Search the material for "true" and show all lines that contain it.

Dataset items
>>>

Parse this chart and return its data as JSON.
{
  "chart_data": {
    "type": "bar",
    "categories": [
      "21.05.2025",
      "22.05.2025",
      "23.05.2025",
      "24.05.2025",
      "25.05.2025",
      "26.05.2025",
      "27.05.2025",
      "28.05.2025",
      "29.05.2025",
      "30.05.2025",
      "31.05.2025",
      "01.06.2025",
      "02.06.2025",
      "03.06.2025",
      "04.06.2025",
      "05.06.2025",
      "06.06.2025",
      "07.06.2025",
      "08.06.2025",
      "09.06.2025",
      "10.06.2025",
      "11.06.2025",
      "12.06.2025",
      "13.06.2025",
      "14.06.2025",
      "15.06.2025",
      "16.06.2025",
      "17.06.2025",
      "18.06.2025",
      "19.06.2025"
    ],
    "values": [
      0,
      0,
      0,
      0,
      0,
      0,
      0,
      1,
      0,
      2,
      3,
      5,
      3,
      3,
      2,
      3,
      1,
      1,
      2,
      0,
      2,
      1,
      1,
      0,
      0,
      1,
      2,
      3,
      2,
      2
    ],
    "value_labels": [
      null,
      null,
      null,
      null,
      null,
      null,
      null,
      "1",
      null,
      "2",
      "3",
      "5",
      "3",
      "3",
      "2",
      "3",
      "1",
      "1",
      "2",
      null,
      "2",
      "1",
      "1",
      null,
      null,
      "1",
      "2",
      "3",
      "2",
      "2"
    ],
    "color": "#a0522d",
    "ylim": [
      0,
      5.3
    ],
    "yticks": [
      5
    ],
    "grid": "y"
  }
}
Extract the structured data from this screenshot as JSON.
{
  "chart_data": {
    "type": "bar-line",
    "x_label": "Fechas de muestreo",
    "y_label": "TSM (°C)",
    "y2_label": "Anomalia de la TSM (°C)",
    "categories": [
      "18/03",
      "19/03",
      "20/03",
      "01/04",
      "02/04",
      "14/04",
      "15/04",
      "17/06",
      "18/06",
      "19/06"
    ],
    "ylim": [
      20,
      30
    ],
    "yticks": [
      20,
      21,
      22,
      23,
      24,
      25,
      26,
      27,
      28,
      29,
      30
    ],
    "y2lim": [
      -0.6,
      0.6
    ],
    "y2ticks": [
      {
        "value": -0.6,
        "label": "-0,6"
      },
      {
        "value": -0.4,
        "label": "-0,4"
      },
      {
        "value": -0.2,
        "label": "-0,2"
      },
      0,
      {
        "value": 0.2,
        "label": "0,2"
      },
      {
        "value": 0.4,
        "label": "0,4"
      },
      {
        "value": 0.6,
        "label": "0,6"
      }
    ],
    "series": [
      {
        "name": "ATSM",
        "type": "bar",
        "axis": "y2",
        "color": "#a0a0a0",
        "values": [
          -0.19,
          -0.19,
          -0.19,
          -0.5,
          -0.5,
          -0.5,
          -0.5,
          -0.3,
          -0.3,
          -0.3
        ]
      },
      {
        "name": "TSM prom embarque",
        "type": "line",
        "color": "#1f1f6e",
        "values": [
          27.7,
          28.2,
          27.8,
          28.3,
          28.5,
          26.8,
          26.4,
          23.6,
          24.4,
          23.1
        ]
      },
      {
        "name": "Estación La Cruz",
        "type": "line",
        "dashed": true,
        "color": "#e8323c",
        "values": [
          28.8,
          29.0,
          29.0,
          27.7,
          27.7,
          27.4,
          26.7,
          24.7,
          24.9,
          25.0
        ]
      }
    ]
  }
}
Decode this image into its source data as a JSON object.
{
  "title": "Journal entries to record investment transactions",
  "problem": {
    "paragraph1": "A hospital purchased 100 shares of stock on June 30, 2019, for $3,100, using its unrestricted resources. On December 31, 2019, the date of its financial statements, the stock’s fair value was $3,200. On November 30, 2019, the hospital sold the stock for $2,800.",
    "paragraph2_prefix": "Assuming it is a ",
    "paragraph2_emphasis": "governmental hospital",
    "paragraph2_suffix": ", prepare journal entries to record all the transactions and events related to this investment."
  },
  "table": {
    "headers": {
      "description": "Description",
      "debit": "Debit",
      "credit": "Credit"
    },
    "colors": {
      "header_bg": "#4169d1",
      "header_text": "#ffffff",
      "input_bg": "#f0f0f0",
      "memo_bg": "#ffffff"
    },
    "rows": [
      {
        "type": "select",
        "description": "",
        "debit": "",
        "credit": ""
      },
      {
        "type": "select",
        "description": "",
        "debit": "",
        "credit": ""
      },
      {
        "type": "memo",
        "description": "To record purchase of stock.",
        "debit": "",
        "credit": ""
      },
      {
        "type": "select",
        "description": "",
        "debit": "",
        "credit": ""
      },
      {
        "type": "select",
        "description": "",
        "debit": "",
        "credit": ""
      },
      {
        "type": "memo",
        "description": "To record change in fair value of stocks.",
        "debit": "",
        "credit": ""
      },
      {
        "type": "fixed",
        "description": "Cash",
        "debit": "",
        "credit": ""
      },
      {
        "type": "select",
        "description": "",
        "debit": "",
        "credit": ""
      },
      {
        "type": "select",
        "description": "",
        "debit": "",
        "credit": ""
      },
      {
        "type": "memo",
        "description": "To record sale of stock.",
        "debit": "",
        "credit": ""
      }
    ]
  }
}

<<<
>>>

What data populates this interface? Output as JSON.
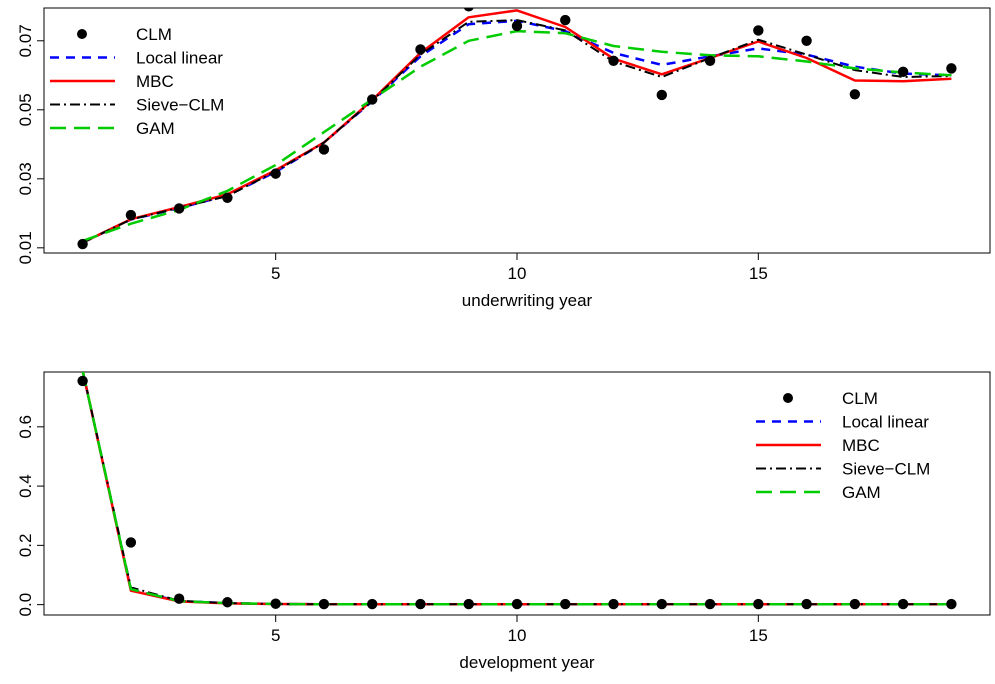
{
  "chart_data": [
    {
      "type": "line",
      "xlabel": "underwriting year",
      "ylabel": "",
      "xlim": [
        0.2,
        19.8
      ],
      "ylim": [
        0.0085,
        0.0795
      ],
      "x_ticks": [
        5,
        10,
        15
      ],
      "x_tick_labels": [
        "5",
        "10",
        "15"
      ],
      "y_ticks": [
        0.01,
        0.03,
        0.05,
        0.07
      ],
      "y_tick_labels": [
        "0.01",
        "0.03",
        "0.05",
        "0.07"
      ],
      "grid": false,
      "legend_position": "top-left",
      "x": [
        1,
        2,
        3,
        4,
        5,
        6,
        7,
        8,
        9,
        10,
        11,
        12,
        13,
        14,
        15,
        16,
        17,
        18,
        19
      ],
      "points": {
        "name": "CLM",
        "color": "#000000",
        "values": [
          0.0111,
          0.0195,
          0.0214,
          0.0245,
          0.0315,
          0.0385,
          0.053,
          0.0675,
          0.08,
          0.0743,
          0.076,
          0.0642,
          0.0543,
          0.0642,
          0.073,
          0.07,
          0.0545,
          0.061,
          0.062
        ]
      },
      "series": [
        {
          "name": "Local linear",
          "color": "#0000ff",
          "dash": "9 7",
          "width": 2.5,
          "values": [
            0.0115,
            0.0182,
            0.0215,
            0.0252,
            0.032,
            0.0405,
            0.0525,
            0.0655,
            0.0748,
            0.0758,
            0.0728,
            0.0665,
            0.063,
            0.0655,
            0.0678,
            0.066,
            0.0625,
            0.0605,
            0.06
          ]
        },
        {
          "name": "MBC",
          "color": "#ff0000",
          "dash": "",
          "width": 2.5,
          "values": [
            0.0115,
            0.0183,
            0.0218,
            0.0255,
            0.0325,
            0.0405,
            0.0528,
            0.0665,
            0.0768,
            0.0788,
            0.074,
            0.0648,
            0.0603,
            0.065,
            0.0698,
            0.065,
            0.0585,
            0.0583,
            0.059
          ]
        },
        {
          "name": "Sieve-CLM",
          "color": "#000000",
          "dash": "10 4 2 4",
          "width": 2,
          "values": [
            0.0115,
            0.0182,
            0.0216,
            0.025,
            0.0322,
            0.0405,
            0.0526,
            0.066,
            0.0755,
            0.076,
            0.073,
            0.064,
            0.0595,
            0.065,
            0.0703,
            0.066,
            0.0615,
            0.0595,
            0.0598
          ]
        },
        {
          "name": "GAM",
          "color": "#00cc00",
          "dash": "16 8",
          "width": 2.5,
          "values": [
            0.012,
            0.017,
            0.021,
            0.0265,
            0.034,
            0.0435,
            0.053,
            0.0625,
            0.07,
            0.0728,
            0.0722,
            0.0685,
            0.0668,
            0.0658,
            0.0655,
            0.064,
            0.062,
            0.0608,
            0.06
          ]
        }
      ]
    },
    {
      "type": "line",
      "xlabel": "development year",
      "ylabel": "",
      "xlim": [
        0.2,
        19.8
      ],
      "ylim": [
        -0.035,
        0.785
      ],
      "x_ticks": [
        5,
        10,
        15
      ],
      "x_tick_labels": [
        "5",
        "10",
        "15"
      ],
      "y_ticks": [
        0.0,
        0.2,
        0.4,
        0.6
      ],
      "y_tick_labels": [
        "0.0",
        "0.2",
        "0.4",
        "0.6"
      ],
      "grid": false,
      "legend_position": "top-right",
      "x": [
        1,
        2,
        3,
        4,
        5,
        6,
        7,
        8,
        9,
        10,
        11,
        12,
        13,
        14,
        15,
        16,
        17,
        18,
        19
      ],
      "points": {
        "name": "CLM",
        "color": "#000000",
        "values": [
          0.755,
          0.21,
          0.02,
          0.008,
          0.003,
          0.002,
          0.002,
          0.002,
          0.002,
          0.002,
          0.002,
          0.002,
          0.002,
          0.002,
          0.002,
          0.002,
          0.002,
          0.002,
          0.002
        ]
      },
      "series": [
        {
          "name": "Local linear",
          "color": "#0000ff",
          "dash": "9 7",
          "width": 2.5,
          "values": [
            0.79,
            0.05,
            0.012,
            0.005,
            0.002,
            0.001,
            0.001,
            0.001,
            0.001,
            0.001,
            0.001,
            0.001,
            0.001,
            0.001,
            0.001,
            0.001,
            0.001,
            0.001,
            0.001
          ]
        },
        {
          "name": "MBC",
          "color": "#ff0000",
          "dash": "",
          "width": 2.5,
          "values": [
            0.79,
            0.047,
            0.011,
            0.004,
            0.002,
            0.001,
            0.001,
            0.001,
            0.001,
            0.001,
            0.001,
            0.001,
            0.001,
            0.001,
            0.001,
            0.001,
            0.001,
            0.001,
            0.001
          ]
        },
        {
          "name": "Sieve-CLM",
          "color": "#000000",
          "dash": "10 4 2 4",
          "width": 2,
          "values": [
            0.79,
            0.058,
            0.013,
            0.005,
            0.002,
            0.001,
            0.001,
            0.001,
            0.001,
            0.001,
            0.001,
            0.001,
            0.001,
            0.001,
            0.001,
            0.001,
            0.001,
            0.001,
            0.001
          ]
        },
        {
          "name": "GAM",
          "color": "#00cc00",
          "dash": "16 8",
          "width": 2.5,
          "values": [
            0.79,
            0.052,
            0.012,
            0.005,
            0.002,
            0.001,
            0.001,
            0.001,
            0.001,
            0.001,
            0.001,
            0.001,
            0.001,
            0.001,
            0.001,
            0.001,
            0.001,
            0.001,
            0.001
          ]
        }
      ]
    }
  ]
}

<<<
>>>

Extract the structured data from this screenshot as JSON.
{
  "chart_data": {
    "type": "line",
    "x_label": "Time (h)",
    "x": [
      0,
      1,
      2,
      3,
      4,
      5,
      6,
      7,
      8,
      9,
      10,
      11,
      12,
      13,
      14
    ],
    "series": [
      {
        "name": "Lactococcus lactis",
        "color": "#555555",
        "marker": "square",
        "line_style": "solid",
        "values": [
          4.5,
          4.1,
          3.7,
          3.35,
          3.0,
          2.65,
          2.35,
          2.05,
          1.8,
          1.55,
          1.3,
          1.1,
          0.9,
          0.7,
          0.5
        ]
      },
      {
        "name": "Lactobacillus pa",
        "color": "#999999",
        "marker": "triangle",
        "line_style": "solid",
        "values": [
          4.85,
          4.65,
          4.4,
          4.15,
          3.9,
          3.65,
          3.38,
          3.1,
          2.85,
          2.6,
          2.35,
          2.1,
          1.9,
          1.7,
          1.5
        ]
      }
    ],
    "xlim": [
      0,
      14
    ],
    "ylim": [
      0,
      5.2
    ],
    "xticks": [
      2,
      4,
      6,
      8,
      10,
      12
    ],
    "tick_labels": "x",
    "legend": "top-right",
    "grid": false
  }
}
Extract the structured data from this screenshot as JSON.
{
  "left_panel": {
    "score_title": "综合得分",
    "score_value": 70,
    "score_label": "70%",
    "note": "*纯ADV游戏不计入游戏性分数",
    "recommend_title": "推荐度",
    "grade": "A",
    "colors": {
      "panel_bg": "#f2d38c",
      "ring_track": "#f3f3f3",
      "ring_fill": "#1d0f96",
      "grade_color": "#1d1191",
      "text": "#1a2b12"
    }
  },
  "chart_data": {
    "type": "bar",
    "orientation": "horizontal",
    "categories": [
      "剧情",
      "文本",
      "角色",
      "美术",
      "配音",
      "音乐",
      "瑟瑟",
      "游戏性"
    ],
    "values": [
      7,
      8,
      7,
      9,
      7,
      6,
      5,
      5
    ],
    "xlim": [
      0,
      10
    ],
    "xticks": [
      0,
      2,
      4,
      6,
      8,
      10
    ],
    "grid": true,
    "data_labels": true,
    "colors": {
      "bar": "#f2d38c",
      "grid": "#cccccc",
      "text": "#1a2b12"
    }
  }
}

<<<

Exercise solution:
        "dashed": true,
    "grid": true,
    "data_labels": true,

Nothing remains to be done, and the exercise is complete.